- _Direction_: Below is a set of records. Repeat all of them exactly.

----- Provided entries -----

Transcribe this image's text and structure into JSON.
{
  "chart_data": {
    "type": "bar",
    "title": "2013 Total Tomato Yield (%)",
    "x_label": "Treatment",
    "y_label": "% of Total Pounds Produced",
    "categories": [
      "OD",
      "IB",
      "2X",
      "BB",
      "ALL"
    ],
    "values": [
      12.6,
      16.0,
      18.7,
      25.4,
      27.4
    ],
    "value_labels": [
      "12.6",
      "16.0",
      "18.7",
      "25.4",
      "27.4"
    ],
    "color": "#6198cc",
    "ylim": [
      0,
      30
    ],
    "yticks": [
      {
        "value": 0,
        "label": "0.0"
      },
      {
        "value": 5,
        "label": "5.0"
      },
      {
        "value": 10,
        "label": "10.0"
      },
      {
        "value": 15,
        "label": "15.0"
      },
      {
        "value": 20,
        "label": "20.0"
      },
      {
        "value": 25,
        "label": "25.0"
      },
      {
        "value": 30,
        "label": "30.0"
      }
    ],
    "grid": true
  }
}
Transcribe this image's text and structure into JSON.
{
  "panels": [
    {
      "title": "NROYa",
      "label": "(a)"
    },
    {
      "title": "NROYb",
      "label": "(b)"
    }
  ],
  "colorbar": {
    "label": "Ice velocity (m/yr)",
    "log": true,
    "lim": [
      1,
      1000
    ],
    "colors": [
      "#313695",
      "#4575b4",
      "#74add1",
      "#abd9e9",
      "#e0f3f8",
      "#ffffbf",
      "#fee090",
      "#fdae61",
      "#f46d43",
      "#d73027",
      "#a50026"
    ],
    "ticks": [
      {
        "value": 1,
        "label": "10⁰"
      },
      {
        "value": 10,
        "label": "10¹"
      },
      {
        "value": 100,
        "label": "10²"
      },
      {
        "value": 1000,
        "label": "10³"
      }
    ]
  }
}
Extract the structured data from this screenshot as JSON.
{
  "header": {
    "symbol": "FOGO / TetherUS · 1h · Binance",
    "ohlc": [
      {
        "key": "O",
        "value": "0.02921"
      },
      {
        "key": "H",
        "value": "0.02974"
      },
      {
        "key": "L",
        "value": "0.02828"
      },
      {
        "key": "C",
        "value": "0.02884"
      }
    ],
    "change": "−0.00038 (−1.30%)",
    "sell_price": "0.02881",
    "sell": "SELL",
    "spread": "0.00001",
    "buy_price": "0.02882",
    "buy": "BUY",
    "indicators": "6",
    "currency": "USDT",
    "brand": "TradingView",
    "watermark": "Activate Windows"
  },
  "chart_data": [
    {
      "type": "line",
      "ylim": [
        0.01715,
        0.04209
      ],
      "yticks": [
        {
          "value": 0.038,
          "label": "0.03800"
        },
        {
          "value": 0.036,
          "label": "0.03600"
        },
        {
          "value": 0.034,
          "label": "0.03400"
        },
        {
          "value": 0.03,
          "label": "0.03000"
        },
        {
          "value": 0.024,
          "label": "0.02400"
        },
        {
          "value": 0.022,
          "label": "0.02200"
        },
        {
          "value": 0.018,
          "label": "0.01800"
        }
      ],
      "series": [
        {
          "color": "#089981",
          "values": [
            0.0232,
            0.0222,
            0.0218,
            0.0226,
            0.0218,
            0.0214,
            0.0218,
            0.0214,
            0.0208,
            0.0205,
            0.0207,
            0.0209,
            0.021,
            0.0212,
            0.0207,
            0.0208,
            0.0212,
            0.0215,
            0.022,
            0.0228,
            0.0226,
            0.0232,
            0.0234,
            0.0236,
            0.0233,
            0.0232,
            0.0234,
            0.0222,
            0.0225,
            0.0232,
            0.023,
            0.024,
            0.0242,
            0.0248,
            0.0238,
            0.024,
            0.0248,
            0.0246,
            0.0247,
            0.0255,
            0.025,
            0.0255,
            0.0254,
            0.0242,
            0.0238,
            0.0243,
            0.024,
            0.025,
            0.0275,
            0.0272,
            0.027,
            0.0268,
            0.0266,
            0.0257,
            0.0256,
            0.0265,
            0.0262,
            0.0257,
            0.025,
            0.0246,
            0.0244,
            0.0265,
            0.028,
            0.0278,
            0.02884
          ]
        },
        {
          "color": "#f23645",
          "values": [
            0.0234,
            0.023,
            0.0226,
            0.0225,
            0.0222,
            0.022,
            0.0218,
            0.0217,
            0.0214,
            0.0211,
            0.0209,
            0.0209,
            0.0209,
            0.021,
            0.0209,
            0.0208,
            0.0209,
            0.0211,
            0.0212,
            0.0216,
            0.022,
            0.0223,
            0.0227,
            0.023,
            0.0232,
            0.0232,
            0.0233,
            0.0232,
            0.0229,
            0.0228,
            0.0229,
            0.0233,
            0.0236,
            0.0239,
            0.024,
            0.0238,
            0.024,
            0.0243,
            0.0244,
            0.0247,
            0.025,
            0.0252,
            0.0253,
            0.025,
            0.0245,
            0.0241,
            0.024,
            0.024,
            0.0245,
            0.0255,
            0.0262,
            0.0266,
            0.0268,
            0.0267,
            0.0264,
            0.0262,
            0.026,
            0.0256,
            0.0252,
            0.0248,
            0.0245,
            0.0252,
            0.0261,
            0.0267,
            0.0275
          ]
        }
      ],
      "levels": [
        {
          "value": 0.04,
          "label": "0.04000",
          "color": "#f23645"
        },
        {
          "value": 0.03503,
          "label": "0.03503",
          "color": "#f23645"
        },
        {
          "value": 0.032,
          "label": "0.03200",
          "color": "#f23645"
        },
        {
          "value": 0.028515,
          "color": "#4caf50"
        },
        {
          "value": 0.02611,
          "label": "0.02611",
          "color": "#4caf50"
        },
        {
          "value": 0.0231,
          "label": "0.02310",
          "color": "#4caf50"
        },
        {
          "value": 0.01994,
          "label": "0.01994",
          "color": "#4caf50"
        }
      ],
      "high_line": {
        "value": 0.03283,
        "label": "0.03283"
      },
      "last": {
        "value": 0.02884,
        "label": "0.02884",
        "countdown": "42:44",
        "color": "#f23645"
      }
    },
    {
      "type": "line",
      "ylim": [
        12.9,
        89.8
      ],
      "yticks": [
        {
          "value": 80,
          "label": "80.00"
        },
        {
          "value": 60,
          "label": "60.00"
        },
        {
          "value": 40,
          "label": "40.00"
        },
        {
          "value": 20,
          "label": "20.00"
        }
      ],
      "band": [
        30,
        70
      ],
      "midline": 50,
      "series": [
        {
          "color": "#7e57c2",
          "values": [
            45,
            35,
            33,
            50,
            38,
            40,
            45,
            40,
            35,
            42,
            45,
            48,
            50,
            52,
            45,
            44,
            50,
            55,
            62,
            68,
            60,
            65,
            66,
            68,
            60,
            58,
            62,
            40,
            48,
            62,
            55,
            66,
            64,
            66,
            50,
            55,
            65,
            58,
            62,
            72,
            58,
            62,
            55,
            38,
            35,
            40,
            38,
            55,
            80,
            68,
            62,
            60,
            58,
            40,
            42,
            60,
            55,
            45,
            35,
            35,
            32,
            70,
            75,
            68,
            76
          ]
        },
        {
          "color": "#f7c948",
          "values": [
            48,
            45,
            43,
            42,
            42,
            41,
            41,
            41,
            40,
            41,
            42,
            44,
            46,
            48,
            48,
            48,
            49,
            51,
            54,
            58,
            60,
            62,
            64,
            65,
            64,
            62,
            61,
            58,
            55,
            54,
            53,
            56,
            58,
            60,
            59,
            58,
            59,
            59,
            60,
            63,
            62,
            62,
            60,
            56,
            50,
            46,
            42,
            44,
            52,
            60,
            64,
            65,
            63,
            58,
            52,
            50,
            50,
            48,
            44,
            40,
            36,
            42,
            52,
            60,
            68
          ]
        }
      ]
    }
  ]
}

-----

- _Output of the task_:
Transcribe this image's text and structure into JSON.
{
  "chart_data": {
    "type": "bar",
    "title": "2013 Total Tomato Yield (%)",
    "x_label": "Treatment",
    "y_label": "% of Total Pounds Produced",
    "categories": [
      "OD",
      "IB",
      "2X",
      "BB",
      "ALL"
    ],
    "values": [
      12.6,
      16.0,
      18.7,
      25.4,
      27.4
    ],
    "value_labels": [
      "12.6",
      "16.0",
      "18.7",
      "25.4",
      "27.4"
    ],
    "color": "#6198cc",
    "ylim": [
      0,
      30
    ],
    "yticks": [
      {
        "value": 0,
        "label": "0.0"
      },
      {
        "value": 5,
        "label": "5.0"
      },
      {
        "value": 10,
        "label": "10.0"
      },
      {
        "value": 15,
        "label": "15.0"
      },
      {
        "value": 20,
        "label": "20.0"
      },
      {
        "value": 25,
        "label": "25.0"
      },
      {
        "value": 30,
        "label": "30.0"
      }
    ],
    "grid": true
  }
}
Transcribe this image's text and structure into JSON.
{
  "panels": [
    {
      "title": "NROYa",
      "label": "(a)"
    },
    {
      "title": "NROYb",
      "label": "(b)"
    }
  ],
  "colorbar": {
    "label": "Ice velocity (m/yr)",
    "log": true,
    "lim": [
      1,
      1000
    ],
    "colors": [
      "#313695",
      "#4575b4",
      "#74add1",
      "#abd9e9",
      "#e0f3f8",
      "#ffffbf",
      "#fee090",
      "#fdae61",
      "#f46d43",
      "#d73027",
      "#a50026"
    ],
    "ticks": [
      {
        "value": 1,
        "label": "10⁰"
      },
      {
        "value": 10,
        "label": "10¹"
      },
      {
        "value": 100,
        "label": "10²"
      },
      {
        "value": 1000,
        "label": "10³"
      }
    ]
  }
}
Extract the structured data from this screenshot as JSON.
{
  "header": {
    "symbol": "FOGO / TetherUS · 1h · Binance",
    "ohlc": [
      {
        "key": "O",
        "value": "0.02921"
      },
      {
        "key": "H",
        "value": "0.02974"
      },
      {
        "key": "L",
        "value": "0.02828"
      },
      {
        "key": "C",
        "value": "0.02884"
      }
    ],
    "change": "−0.00038 (−1.30%)",
    "sell_price": "0.02881",
    "sell": "SELL",
    "spread": "0.00001",
    "buy_price": "0.02882",
    "buy": "BUY",
    "indicators": "6",
    "currency": "USDT",
    "brand": "TradingView",
    "watermark": "Activate Windows"
  },
  "chart_data": [
    {
      "type": "line",
      "ylim": [
        0.01715,
        0.04209
      ],
      "yticks": [
        {
          "value": 0.038,
          "label": "0.03800"
        },
        {
          "value": 0.036,
          "label": "0.03600"
        },
        {
          "value": 0.034,
          "label": "0.03400"
        },
        {
          "value": 0.03,
          "label": "0.03000"
        },
        {
          "value": 0.024,
          "label": "0.02400"
        },
        {
          "value": 0.022,
          "label": "0.02200"
        },
        {
          "value": 0.018,
          "label": "0.01800"
        }
      ],
      "series": [
        {
          "color": "#089981",
          "values": [
            0.0232,
            0.0222,
            0.0218,
            0.0226,
            0.0218,
            0.0214,
            0.0218,
            0.0214,
            0.0208,
            0.0205,
            0.0207,
            0.0209,
            0.021,
            0.0212,
            0.0207,
            0.0208,
            0.0212,
            0.0215,
            0.022,
            0.0228,
            0.0226,
            0.0232,
            0.0234,
            0.0236,
            0.0233,
            0.0232,
            0.0234,
            0.0222,
            0.0225,
            0.0232,
            0.023,
            0.024,
            0.0242,
            0.0248,
            0.0238,
            0.024,
            0.0248,
            0.0246,
            0.0247,
            0.0255,
            0.025,
            0.0255,
            0.0254,
            0.0242,
            0.0238,
            0.0243,
            0.024,
            0.025,
            0.0275,
            0.0272,
            0.027,
            0.0268,
            0.0266,
            0.0257,
            0.0256,
            0.0265,
            0.0262,
            0.0257,
            0.025,
            0.0246,
            0.0244,
            0.0265,
            0.028,
            0.0278,
            0.02884
          ]
        },
        {
          "color": "#f23645",
          "values": [
            0.0234,
            0.023,
            0.0226,
            0.0225,
            0.0222,
            0.022,
            0.0218,
            0.0217,
            0.0214,
            0.0211,
            0.0209,
            0.0209,
            0.0209,
            0.021,
            0.0209,
            0.0208,
            0.0209,
            0.0211,
            0.0212,
            0.0216,
            0.022,
            0.0223,
            0.0227,
            0.023,
            0.0232,
            0.0232,
            0.0233,
            0.0232,
            0.0229,
            0.0228,
            0.0229,
            0.0233,
            0.0236,
            0.0239,
            0.024,
            0.0238,
            0.024,
            0.0243,
            0.0244,
            0.0247,
            0.025,
            0.0252,
            0.0253,
            0.025,
            0.0245,
            0.0241,
            0.024,
            0.024,
            0.0245,
            0.0255,
            0.0262,
            0.0266,
            0.0268,
            0.0267,
            0.0264,
            0.0262,
            0.026,
            0.0256,
            0.0252,
            0.0248,
            0.0245,
            0.0252,
            0.0261,
            0.0267,
            0.0275
          ]
        }
      ],
      "levels": [
        {
          "value": 0.04,
          "label": "0.04000",
          "color": "#f23645"
        },
        {
          "value": 0.03503,
          "label": "0.03503",
          "color": "#f23645"
        },
        {
          "value": 0.032,
          "label": "0.03200",
          "color": "#f23645"
        },
        {
          "value": 0.028515,
          "color": "#4caf50"
        },
        {
          "value": 0.02611,
          "label": "0.02611",
          "color": "#4caf50"
        },
        {
          "value": 0.0231,
          "label": "0.02310",
          "color": "#4caf50"
        },
        {
          "value": 0.01994,
          "label": "0.01994",
          "color": "#4caf50"
        }
      ],
      "high_line": {
        "value": 0.03283,
        "label": "0.03283"
      },
      "last": {
        "value": 0.02884,
        "label": "0.02884",
        "countdown": "42:44",
        "color": "#f23645"
      }
    },
    {
      "type": "line",
      "ylim": [
        12.9,
        89.8
      ],
      "yticks": [
        {
          "value": 80,
          "label": "80.00"
        },
        {
          "value": 60,
          "label": "60.00"
        },
        {
          "value": 40,
          "label": "40.00"
        },
        {
          "value": 20,
          "label": "20.00"
        }
      ],
      "band": [
        30,
        70
      ],
      "midline": 50,
      "series": [
        {
          "color": "#7e57c2",
          "values": [
            45,
            35,
            33,
            50,
            38,
            40,
            45,
            40,
            35,
            42,
            45,
            48,
            50,
            52,
            45,
            44,
            50,
            55,
            62,
            68,
            60,
            65,
            66,
            68,
            60,
            58,
            62,
            40,
            48,
            62,
            55,
            66,
            64,
            66,
            50,
            55,
            65,
            58,
            62,
            72,
            58,
            62,
            55,
            38,
            35,
            40,
            38,
            55,
            80,
            68,
            62,
            60,
            58,
            40,
            42,
            60,
            55,
            45,
            35,
            35,
            32,
            70,
            75,
            68,
            76
          ]
        },
        {
          "color": "#f7c948",
          "values": [
            48,
            45,
            43,
            42,
            42,
            41,
            41,
            41,
            40,
            41,
            42,
            44,
            46,
            48,
            48,
            48,
            49,
            51,
            54,
            58,
            60,
            62,
            64,
            65,
            64,
            62,
            61,
            58,
            55,
            54,
            53,
            56,
            58,
            60,
            59,
            58,
            59,
            59,
            60,
            63,
            62,
            62,
            60,
            56,
            50,
            46,
            42,
            44,
            52,
            60,
            64,
            65,
            63,
            58,
            52,
            50,
            50,
            48,
            44,
            40,
            36,
            42,
            52,
            60,
            68
          ]
        }
      ]
    }
  ]
}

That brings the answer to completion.